In the listing below, count the lines with "peces" and report only the figure.

## Material for this exercise
▬▬▬▬▬▬

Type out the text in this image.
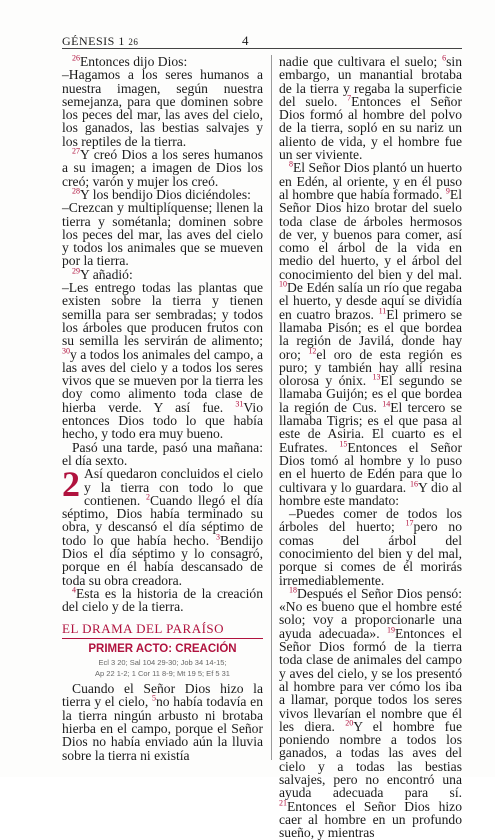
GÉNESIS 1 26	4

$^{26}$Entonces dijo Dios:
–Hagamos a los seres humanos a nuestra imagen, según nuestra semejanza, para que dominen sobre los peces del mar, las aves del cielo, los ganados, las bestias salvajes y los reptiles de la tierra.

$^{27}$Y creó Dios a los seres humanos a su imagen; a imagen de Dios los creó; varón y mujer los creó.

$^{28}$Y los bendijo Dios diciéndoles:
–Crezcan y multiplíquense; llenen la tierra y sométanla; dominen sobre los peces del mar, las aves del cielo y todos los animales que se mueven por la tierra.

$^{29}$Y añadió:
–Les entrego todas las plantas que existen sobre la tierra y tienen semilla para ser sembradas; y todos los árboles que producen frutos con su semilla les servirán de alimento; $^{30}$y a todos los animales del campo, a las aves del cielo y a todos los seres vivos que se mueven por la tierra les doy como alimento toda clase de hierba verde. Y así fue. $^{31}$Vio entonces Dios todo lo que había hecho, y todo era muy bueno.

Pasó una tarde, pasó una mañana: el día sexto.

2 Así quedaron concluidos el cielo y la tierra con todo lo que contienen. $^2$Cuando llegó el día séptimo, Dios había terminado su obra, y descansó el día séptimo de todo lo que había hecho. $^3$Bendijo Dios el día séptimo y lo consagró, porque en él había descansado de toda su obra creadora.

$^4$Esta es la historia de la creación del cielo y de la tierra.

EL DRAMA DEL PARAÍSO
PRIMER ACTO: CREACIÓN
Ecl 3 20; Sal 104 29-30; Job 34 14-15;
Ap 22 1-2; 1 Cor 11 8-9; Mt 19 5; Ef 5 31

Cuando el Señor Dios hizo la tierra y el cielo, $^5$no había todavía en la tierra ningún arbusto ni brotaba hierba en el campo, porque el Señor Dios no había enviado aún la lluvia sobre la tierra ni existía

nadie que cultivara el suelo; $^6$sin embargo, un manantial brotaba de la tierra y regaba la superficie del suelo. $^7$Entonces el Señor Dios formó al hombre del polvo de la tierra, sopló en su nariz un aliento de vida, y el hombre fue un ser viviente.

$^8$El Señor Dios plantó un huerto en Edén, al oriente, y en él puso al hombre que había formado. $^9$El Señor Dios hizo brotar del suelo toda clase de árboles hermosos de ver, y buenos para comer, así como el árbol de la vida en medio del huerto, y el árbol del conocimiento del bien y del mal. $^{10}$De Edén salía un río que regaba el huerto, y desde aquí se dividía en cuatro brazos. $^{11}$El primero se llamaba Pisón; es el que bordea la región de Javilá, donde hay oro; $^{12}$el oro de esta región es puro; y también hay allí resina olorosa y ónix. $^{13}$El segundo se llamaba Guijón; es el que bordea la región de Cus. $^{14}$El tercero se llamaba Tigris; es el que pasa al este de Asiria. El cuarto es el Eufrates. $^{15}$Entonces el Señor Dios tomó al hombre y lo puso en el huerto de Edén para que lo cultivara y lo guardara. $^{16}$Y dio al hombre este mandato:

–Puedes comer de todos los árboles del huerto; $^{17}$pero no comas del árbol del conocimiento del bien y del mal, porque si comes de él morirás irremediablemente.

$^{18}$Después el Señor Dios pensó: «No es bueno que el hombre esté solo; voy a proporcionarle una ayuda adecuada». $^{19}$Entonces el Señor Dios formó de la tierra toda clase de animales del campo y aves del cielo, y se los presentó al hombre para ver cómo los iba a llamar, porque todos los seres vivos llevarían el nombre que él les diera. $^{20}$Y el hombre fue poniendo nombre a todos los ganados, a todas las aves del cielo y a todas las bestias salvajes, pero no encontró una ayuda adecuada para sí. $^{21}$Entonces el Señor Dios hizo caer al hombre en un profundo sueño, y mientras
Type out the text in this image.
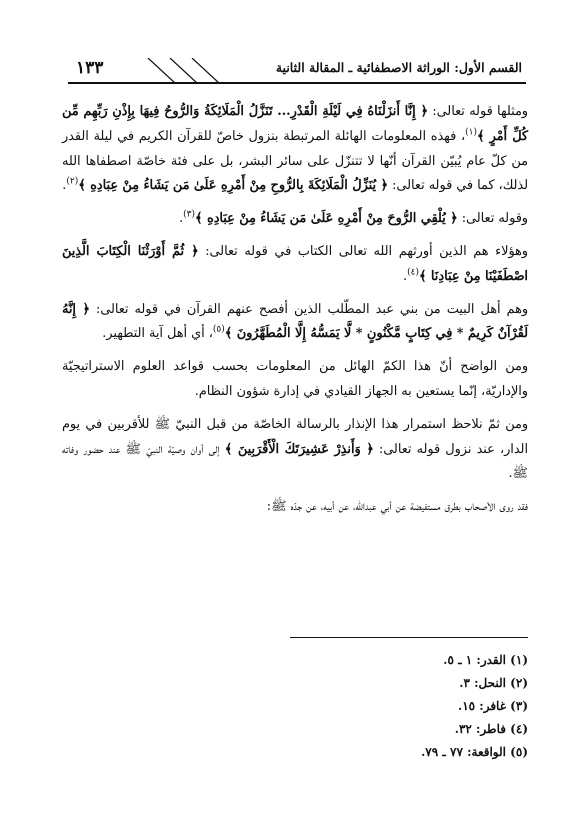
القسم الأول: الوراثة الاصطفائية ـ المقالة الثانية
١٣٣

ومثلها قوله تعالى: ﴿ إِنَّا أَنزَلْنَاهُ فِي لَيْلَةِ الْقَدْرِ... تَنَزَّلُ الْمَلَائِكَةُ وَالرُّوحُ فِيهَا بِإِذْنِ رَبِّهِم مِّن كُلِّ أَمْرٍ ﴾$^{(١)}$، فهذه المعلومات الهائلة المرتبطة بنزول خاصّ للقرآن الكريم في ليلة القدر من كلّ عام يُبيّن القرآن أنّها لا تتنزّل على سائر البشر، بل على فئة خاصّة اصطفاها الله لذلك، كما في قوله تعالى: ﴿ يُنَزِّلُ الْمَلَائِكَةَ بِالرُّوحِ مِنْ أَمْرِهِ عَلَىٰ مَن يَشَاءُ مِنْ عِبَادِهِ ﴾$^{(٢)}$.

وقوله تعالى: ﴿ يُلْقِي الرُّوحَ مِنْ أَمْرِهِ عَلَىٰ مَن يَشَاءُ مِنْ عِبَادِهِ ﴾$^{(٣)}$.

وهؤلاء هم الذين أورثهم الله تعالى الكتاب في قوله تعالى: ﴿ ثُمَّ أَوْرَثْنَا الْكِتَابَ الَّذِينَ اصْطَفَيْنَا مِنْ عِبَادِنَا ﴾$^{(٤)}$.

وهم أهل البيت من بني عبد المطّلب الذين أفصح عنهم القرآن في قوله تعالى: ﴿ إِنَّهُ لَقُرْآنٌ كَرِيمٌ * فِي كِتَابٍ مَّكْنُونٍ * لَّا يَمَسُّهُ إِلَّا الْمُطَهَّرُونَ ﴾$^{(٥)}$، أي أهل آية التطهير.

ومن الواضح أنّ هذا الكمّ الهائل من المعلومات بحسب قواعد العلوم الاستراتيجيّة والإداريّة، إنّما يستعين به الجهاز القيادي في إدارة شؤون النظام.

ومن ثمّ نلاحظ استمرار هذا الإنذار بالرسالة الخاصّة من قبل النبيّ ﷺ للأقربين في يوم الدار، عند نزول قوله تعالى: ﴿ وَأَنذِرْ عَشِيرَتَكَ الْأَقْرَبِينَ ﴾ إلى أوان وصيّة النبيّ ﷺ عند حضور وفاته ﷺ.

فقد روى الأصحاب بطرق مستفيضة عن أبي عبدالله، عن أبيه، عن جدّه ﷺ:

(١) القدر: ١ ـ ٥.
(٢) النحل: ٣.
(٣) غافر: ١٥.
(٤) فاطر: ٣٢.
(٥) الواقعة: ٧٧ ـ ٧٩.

▬▬▬▬▬▬

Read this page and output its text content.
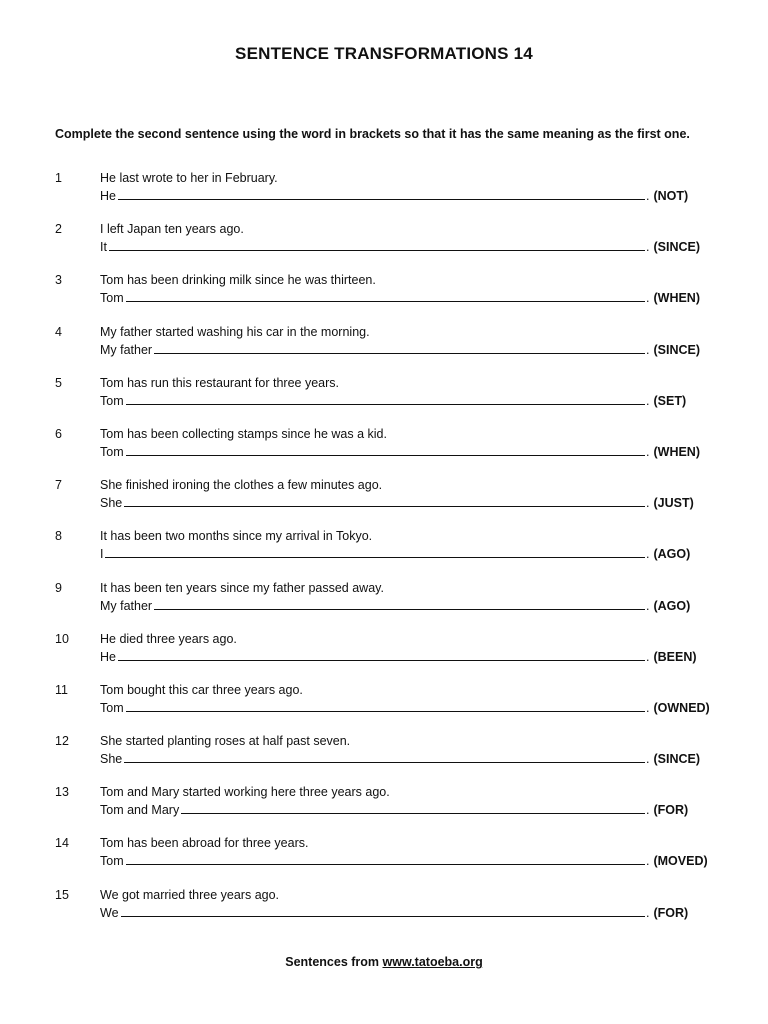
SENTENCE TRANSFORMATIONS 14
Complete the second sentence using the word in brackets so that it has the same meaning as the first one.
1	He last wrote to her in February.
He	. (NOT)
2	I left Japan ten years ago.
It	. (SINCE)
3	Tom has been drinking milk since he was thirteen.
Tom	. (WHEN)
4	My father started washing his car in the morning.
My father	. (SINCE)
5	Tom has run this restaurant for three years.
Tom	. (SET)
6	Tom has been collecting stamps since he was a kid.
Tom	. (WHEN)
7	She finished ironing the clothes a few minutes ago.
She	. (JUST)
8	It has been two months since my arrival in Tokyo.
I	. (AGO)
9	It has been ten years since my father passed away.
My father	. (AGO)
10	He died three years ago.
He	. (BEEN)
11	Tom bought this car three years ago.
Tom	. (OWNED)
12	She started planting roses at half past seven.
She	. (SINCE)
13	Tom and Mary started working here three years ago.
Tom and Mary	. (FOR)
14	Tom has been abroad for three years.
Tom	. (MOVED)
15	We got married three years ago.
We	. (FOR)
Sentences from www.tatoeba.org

▬▬▬▬▬▬

## Result of the task
2